-------- Exercise inputs

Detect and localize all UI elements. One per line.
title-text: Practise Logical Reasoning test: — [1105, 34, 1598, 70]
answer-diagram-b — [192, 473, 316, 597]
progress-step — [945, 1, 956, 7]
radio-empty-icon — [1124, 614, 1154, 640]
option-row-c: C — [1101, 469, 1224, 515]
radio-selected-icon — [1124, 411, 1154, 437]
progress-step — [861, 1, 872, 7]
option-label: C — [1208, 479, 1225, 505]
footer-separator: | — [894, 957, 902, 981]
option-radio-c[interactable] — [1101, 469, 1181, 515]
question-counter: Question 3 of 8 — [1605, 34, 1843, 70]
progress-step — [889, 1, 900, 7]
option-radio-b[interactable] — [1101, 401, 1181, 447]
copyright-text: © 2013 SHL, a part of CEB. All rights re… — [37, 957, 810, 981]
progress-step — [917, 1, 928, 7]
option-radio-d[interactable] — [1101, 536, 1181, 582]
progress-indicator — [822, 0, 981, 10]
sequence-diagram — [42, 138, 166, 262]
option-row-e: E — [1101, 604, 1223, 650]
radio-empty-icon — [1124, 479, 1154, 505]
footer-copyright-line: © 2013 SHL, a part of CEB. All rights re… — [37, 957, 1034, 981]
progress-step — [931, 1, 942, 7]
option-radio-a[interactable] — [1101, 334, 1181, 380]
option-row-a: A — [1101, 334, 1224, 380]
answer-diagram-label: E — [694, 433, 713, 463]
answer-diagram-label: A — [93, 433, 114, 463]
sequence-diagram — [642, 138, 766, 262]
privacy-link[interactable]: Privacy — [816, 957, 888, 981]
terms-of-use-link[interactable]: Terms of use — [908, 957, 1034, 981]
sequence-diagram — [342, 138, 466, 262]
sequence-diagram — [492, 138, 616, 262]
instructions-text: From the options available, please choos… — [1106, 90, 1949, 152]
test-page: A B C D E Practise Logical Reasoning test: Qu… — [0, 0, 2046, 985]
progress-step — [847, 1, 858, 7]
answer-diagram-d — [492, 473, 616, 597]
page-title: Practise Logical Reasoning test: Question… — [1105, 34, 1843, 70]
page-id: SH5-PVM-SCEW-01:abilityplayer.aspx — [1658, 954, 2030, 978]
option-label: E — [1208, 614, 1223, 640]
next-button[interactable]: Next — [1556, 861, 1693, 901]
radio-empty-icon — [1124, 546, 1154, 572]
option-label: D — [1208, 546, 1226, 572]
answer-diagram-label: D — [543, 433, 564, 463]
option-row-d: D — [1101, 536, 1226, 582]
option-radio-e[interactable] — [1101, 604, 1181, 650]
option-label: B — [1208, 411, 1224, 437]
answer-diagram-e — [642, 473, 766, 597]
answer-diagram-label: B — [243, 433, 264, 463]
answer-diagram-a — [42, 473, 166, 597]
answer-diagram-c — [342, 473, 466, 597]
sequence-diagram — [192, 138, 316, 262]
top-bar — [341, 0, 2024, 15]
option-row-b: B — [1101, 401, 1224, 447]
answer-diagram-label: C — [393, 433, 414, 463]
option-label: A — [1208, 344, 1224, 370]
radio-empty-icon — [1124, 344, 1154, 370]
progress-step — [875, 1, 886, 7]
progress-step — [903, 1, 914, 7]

----------------

## Task to carry out:
Format every line of the material above as a JSON list of strings, one string per line, skipping blank lines.

## Exercise solution:
[
  "Detect and localize all UI elements. One per line.",
  "title-text: Practise Logical Reasoning test: — [1105, 34, 1598, 70]",
  "answer-diagram-b — [192, 473, 316, 597]",
  "progress-step — [945, 1, 956, 7]",
  "radio-empty-icon — [1124, 614, 1154, 640]",
  "option-row-c: C — [1101, 469, 1224, 515]",
  "radio-selected-icon — [1124, 411, 1154, 437]",
  "progress-step — [861, 1, 872, 7]",
  "option-label: C — [1208, 479, 1225, 505]",
  "footer-separator: | — [894, 957, 902, 981]",
  "option-radio-c[interactable] — [1101, 469, 1181, 515]",
  "question-counter: Question 3 of 8 — [1605, 34, 1843, 70]",
  "progress-step — [889, 1, 900, 7]",
  "option-radio-b[interactable] — [1101, 401, 1181, 447]",
  "copyright-text: © 2013 SHL, a part of CEB. All rights re… — [37, 957, 810, 981]",
  "progress-step — [917, 1, 928, 7]",
  "option-radio-d[interactable] — [1101, 536, 1181, 582]",
  "progress-indicator — [822, 0, 981, 10]",
  "sequence-diagram — [42, 138, 166, 262]",
  "option-row-e: E — [1101, 604, 1223, 650]",
  "radio-empty-icon — [1124, 479, 1154, 505]",
  "footer-copyright-line: © 2013 SHL, a part of CEB. All rights re… — [37, 957, 1034, 981]",
  "progress-step — [931, 1, 942, 7]",
  "option-radio-a[interactable] — [1101, 334, 1181, 380]",
  "option-row-a: A — [1101, 334, 1224, 380]",
  "answer-diagram-label: E — [694, 433, 713, 463]",
  "answer-diagram-label: A — [93, 433, 114, 463]",
  "sequence-diagram — [642, 138, 766, 262]",
  "privacy-link[interactable]: Privacy — [816, 957, 888, 981]",
  "terms-of-use-link[interactable]: Terms of use — [908, 957, 1034, 981]",
  "sequence-diagram — [342, 138, 466, 262]",
  "sequence-diagram — [492, 138, 616, 262]",
  "instructions-text: From the options available, please choos… — [1106, 90, 1949, 152]",
  "test-page: A B C D E Practise Logical Reasoning test: Qu… — [0, 0, 2046, 985]",
  "progress-step — [847, 1, 858, 7]",
  "answer-diagram-d — [492, 473, 616, 597]",
  "page-title: Practise Logical Reasoning test: Question… — [1105, 34, 1843, 70]",
  "page-id: SH5-PVM-SCEW-01:abilityplayer.aspx — [1658, 954, 2030, 978]",
  "option-label: E — [1208, 614, 1223, 640]",
  "next-button[interactable]: Next — [1556, 861, 1693, 901]",
  "radio-empty-icon — [1124, 546, 1154, 572]",
  "option-label: D — [1208, 546, 1226, 572]",
  "answer-diagram-label: D — [543, 433, 564, 463]",
  "option-row-d: D — [1101, 536, 1226, 582]",
  "option-radio-e[interactable] — [1101, 604, 1181, 650]",
  "option-label: B — [1208, 411, 1224, 437]",
  "answer-diagram-e — [642, 473, 766, 597]",
  "answer-diagram-label: B — [243, 433, 264, 463]",
  "answer-diagram-a — [42, 473, 166, 597]",
  "answer-diagram-c — [342, 473, 466, 597]",
  "sequence-diagram — [192, 138, 316, 262]",
  "top-bar — [341, 0, 2024, 15]",
  "option-row-b: B — [1101, 401, 1224, 447]",
  "answer-diagram-label: C — [393, 433, 414, 463]",
  "option-label: A — [1208, 344, 1224, 370]",
  "radio-empty-icon — [1124, 344, 1154, 370]",
  "progress-step — [875, 1, 886, 7]",
  "progress-step — [903, 1, 914, 7]"
]